EXERCISE:
Where the data below has the string "pour", return the whole line.

-- start of RECORD EXCERPTS --

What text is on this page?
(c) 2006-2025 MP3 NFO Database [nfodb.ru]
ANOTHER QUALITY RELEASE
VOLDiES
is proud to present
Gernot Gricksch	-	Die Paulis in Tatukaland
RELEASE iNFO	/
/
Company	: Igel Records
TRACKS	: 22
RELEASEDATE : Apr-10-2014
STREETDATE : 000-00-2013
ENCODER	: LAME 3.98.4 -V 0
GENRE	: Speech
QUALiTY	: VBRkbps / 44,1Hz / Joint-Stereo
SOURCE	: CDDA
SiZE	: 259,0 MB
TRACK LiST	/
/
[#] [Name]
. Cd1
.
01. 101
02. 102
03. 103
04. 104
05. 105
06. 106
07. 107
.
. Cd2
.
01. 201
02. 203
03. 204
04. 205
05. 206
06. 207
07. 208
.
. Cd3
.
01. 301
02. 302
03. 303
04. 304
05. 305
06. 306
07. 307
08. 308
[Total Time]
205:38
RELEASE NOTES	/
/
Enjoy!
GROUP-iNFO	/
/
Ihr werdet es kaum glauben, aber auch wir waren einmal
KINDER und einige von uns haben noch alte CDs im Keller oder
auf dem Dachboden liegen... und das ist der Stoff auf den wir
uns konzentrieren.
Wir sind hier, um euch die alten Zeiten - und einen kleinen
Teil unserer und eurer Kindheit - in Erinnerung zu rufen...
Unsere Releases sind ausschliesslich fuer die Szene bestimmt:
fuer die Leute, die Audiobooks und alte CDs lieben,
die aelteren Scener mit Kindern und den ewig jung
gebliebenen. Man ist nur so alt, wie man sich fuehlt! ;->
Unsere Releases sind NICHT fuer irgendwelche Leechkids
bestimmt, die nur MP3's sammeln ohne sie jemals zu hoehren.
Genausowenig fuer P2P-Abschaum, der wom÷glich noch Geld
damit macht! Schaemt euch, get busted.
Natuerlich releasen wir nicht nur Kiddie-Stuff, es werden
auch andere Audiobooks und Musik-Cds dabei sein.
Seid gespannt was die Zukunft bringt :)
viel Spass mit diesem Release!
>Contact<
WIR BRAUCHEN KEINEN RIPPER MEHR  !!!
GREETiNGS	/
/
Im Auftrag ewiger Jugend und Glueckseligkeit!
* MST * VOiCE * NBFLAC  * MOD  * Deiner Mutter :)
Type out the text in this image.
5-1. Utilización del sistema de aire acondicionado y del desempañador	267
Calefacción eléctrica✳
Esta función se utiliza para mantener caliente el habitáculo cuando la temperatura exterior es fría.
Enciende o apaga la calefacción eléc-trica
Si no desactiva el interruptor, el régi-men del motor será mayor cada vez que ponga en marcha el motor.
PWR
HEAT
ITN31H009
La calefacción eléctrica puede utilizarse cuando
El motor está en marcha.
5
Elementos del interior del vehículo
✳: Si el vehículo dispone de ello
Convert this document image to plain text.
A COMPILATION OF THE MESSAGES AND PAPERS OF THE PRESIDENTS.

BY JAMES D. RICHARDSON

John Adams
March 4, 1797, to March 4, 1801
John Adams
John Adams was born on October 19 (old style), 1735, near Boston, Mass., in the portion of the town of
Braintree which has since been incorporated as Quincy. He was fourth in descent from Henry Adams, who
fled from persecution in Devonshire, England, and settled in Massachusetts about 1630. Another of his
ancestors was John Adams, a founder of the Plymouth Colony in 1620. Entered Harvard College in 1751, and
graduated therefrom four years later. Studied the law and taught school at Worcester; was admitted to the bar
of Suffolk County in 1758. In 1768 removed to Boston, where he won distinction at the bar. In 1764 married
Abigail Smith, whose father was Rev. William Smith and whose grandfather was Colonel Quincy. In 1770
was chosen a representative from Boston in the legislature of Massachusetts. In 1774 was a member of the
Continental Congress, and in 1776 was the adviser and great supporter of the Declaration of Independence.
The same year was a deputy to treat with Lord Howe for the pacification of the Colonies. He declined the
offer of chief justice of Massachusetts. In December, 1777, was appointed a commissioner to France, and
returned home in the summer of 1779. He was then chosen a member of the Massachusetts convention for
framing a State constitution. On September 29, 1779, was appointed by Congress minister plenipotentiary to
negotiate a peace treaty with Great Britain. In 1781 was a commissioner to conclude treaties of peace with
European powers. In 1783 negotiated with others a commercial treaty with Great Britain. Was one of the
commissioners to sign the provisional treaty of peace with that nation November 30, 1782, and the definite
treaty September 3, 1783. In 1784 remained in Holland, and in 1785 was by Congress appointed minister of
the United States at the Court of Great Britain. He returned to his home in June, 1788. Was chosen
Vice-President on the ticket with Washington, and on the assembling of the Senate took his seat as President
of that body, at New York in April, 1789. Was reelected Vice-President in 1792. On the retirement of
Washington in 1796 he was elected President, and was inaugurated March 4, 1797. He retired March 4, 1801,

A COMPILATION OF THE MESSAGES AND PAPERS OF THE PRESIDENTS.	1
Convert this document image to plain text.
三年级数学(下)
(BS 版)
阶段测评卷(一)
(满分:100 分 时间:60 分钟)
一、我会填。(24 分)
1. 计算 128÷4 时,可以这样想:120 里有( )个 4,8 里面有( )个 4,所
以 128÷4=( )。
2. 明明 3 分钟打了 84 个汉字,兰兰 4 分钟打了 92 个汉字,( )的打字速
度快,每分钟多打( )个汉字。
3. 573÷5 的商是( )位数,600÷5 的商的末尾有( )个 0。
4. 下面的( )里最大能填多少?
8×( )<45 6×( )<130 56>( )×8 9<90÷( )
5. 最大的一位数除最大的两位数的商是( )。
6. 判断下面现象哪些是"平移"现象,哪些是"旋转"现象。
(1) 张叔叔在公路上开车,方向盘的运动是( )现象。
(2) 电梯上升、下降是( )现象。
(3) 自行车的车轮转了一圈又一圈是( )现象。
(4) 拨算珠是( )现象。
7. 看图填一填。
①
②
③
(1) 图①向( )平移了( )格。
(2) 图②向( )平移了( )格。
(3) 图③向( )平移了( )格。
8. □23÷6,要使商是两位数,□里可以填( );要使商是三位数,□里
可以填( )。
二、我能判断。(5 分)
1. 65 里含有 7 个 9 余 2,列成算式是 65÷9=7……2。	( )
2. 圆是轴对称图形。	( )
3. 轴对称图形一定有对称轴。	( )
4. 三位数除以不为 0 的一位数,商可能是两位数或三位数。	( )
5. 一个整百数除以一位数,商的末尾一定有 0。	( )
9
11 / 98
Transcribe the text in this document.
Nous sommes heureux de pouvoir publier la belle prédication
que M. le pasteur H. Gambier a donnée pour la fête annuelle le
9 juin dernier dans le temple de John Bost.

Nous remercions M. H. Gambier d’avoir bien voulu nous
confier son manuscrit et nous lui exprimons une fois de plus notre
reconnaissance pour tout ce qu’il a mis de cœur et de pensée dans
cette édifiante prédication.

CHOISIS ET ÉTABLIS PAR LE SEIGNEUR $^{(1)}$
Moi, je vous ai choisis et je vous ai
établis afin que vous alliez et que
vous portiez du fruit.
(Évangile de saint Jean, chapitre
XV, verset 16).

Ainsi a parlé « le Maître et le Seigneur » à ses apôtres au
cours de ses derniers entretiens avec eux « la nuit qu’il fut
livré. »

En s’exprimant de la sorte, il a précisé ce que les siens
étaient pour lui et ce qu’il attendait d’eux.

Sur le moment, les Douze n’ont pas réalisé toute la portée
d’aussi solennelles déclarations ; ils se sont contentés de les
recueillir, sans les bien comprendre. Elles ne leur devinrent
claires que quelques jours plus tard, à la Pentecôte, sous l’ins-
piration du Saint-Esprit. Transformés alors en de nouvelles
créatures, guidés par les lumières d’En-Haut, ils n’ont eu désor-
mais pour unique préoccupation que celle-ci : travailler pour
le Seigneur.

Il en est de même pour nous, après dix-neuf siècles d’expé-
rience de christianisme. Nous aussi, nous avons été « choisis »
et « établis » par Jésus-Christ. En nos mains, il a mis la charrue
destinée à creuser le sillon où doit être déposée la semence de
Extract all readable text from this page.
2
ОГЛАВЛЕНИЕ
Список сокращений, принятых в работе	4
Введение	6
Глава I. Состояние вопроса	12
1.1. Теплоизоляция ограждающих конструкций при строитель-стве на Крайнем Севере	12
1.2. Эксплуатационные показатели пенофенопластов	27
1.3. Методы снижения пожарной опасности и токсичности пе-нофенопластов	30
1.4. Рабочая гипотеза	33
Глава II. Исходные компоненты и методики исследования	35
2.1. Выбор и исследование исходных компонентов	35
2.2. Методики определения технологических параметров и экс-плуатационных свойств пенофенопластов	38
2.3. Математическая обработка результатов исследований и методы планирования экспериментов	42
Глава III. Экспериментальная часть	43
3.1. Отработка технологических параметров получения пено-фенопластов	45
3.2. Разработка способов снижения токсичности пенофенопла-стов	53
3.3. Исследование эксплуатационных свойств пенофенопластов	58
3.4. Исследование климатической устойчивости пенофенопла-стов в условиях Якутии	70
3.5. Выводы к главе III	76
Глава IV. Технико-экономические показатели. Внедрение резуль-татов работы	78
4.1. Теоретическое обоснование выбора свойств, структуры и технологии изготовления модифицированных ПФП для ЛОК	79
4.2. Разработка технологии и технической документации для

-- end of RECORD EXCERPTS --

COMPLETE OUTPUT:
que M. le pasteur H. Gambier a donnée pour la fête annuelle le
reconnaissance pour tout ce qu’il a mis de cœur et de pensée dans
étaient pour lui et ce qu’il attendait d’eux.
mais pour unique préoccupation que celle-ci : travailler pour
Il en est de même pour nous, après dix-neuf siècles d’expé-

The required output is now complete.